--- PÁGINA ---
De entre las refinadas formas de tortura que uno se aplica habitualmente está la lectura de crónicas de viaje, suplementos sobre destinos turísticos, guías de lugares remotos o cercanos, páginas y páginas sobre las bondades de tal país o los tesoros de tal ciudad. Son escapadas mentales, o sea, en forma literaria que al menos mientras son enguilladas nos hacen viajar mentalmente y olvidarnos de la quietud a la que estamos sometidos por mor de las obligaciones, la falta de dinero y también, por qué no decirlo, cierta pereza que nos va ensanchando el culo y empequeñeciendo las entendederas para comprender el mundo de hoy y su diversidad.
---
◆ **REQUISITOS DEL PROBLEMA**
Devuelve literalmente el pasaje del texto sobre las crónicas de viaje que va desde "De entre las" hasta "y su diversidad.", ambos incluidos. Los registros proceden de otra fuente.
--- SECCIÓN DE DATOS ---
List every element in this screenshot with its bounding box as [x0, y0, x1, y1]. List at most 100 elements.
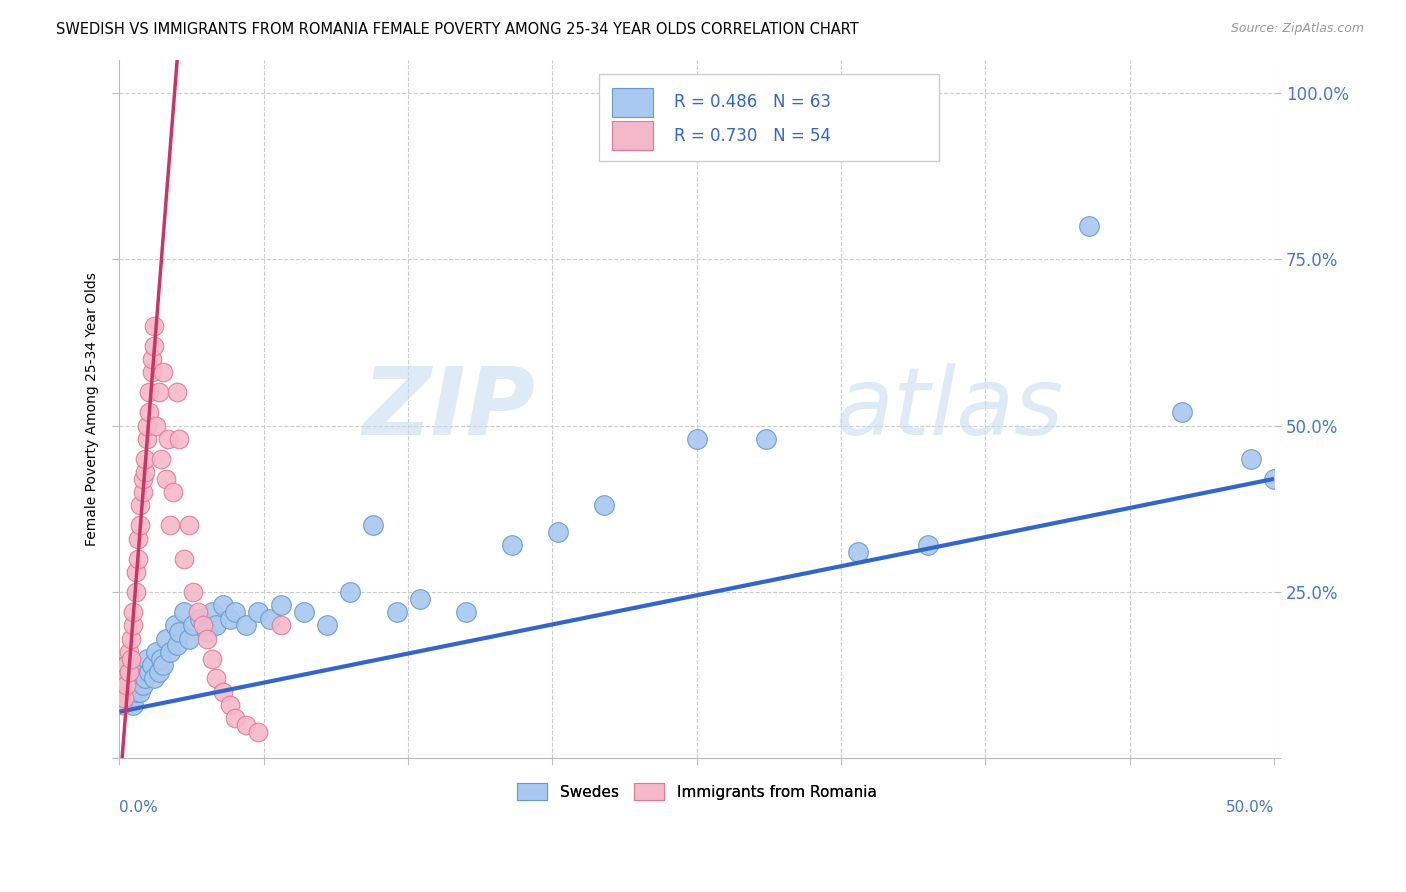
Point — [166, 638, 188, 652]
Point — [191, 618, 214, 632]
Point — [152, 658, 174, 673]
Text: R = 0.486   N = 63: R = 0.486 N = 63 — [673, 94, 831, 112]
Point — [134, 672, 156, 686]
Point — [136, 651, 159, 665]
Text: ZIP: ZIP — [363, 363, 536, 455]
Point — [111, 685, 134, 699]
Point — [162, 485, 184, 500]
Point — [246, 605, 269, 619]
Text: R = 0.730   N = 54: R = 0.730 N = 54 — [673, 127, 831, 145]
Point — [177, 632, 200, 646]
Point — [917, 538, 939, 552]
Point — [129, 499, 152, 513]
Point — [246, 724, 269, 739]
Text: Source: ZipAtlas.com: Source: ZipAtlas.com — [1230, 22, 1364, 36]
Point — [122, 618, 145, 632]
FancyBboxPatch shape — [613, 121, 652, 151]
Point — [111, 685, 134, 699]
Point — [129, 518, 152, 533]
Point — [111, 698, 134, 712]
Point — [138, 665, 160, 679]
Point — [115, 678, 138, 692]
Point — [201, 605, 224, 619]
Point — [118, 665, 141, 679]
Point — [385, 605, 408, 619]
Point — [188, 611, 211, 625]
Point — [127, 551, 149, 566]
Point — [112, 691, 135, 706]
Point — [1170, 405, 1192, 419]
Point — [339, 585, 361, 599]
Point — [136, 418, 159, 433]
Text: 0.0%: 0.0% — [120, 800, 159, 815]
Point — [454, 605, 477, 619]
Point — [148, 665, 170, 679]
Point — [259, 611, 281, 625]
Point — [173, 551, 195, 566]
Point — [122, 605, 145, 619]
Point — [150, 651, 173, 665]
Point — [124, 585, 146, 599]
Point — [177, 518, 200, 533]
Point — [120, 672, 142, 686]
Point — [120, 691, 142, 706]
Point — [270, 599, 292, 613]
Point — [205, 618, 228, 632]
Point — [1240, 451, 1263, 466]
Point — [235, 618, 257, 632]
Point — [131, 472, 153, 486]
Point — [124, 685, 146, 699]
Point — [141, 658, 163, 673]
Point — [156, 432, 179, 446]
Point — [141, 365, 163, 379]
Point — [195, 624, 218, 639]
Point — [292, 605, 315, 619]
Point — [138, 405, 160, 419]
Point — [155, 632, 177, 646]
FancyBboxPatch shape — [613, 87, 652, 117]
Point — [131, 485, 153, 500]
Point — [159, 645, 181, 659]
Point — [270, 618, 292, 632]
Point — [195, 632, 218, 646]
Text: atlas: atlas — [835, 363, 1063, 455]
Point — [134, 465, 156, 479]
Point — [152, 365, 174, 379]
Legend: Swedes, Immigrants from Romania: Swedes, Immigrants from Romania — [510, 777, 883, 806]
Point — [138, 385, 160, 400]
Point — [169, 432, 191, 446]
FancyBboxPatch shape — [599, 73, 939, 161]
Point — [173, 605, 195, 619]
Point — [150, 451, 173, 466]
Point — [122, 678, 145, 692]
Point — [143, 672, 166, 686]
Point — [118, 645, 141, 659]
Point — [148, 385, 170, 400]
Point — [163, 618, 186, 632]
Point — [115, 678, 138, 692]
Point — [120, 651, 142, 665]
Point — [219, 698, 242, 712]
Point — [141, 352, 163, 367]
Point — [112, 672, 135, 686]
Point — [235, 718, 257, 732]
Point — [212, 599, 235, 613]
Point — [115, 658, 138, 673]
Point — [686, 432, 709, 446]
Point — [131, 665, 153, 679]
Point — [224, 605, 246, 619]
Point — [408, 591, 430, 606]
Point — [124, 565, 146, 579]
Point — [145, 645, 167, 659]
Point — [129, 685, 152, 699]
Point — [501, 538, 523, 552]
Point — [145, 418, 167, 433]
Point — [212, 685, 235, 699]
Point — [205, 672, 228, 686]
Point — [112, 672, 135, 686]
Point — [183, 618, 205, 632]
Point — [131, 678, 153, 692]
Point — [593, 499, 616, 513]
Point — [201, 651, 224, 665]
Point — [155, 472, 177, 486]
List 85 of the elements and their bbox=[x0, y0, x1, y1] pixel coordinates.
---
◆ **RESULTADO**
De entre las refinadas formas de tortura que uno se aplica habitualmente está la lectura de crónicas de viaje, suplementos sobre destinos turísticos, guías de lugares remotos o cercanos, páginas y páginas sobre las bondades de tal país o los tesoros de tal ciudad. Son escapadas mentales, o sea, en forma literaria que al menos mientras son enguilladas nos hacen viajar mentalmente y olvidarnos de la quietud a la que estamos sometidos por mor de las obligaciones, la falta de dinero y también, por qué no decirlo, cierta pereza que nos va ensanchando el culo y empequeñeciendo las entendederas para comprender el mundo de hoy y su diversidad.